» Working data
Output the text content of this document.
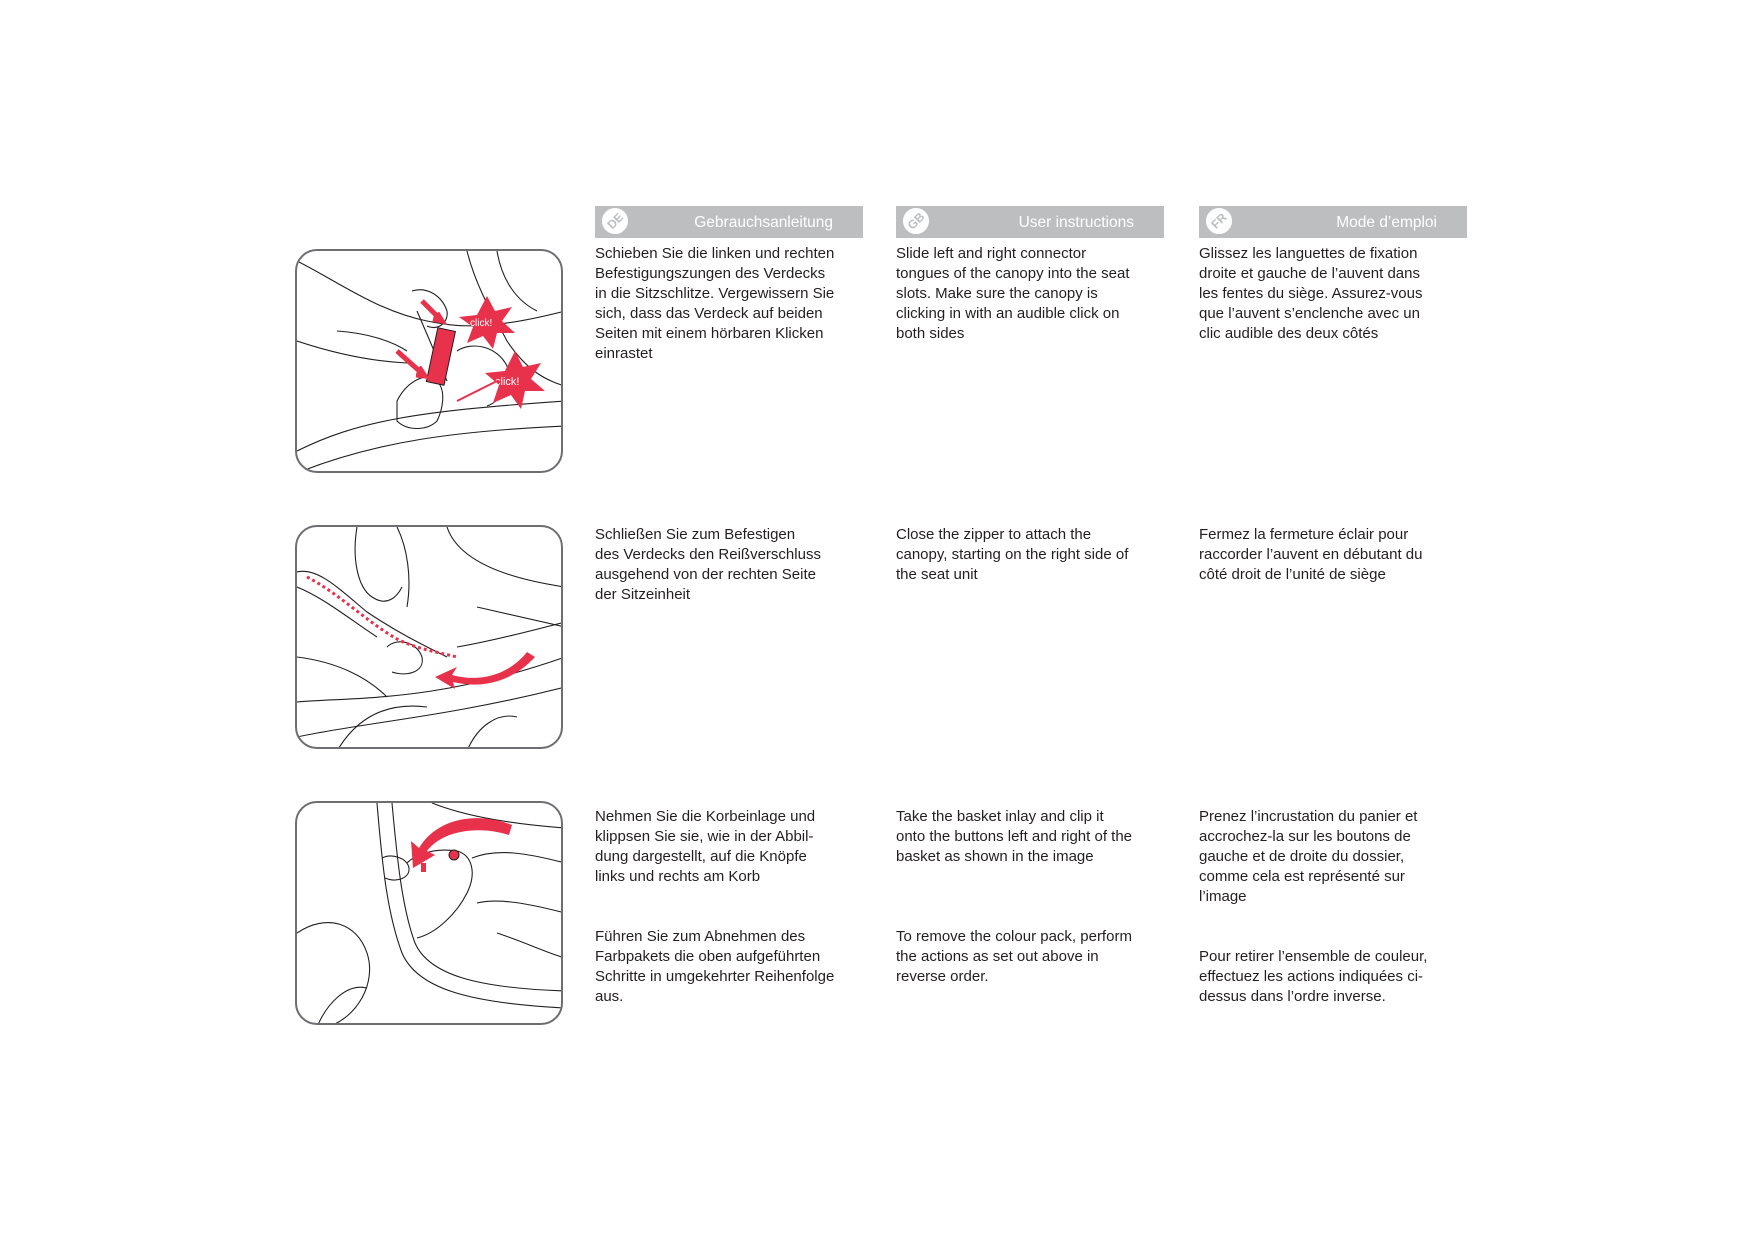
DE	Gebrauchsanleitung	GB	User instructions	FR	Mode d’emploi
click!
click!

Schieben Sie die linken und rechten
Befestigungszungen des Verdecks
in die Sitzschlitze. Vergewissern Sie
sich, dass das Verdeck auf beiden
Seiten mit einem hörbaren Klicken
einrastet

Slide left and right connector
tongues of the canopy into the seat
slots. Make sure the canopy is
clicking in with an audible click on
both sides

Glissez les languettes de ﬁxation
droite et gauche de l’auvent dans
les fentes du siège. Assurez-vous
que l’auvent s’enclenche avec un
clic audible des deux côtés

Schließen Sie zum Befestigen
des Verdecks den Reißverschluss
ausgehend von der rechten Seite
der Sitzeinheit

Close the zipper to attach the
canopy, starting on the right side of
the seat unit

Fermez la fermeture éclair pour
raccorder l’auvent en débutant du
côté droit de l’unité de siège

Nehmen Sie die Korbeinlage und
klippsen Sie sie, wie in der Abbil-
dung dargestellt, auf die Knöpfe
links und rechts am Korb

Take the basket inlay and clip it
onto the buttons left and right of the
basket as shown in the image

Prenez l’incrustation du panier et
accrochez-la sur les boutons de
gauche et de droite du dossier,
comme cela est représenté sur
l’image

Führen Sie zum Abnehmen des
Farbpakets die oben aufgeführten
Schritte in umgekehrter Reihenfolge
aus.

To remove the colour pack, perform
the actions as set out above in
reverse order.

Pour retirer l’ensemble de couleur,
effectuez les actions indiquées ci-
dessus dans l’ordre inverse.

» The request
Return each line that includes "seat".

» Exercise response
tongues of the canopy into the seat
the seat unit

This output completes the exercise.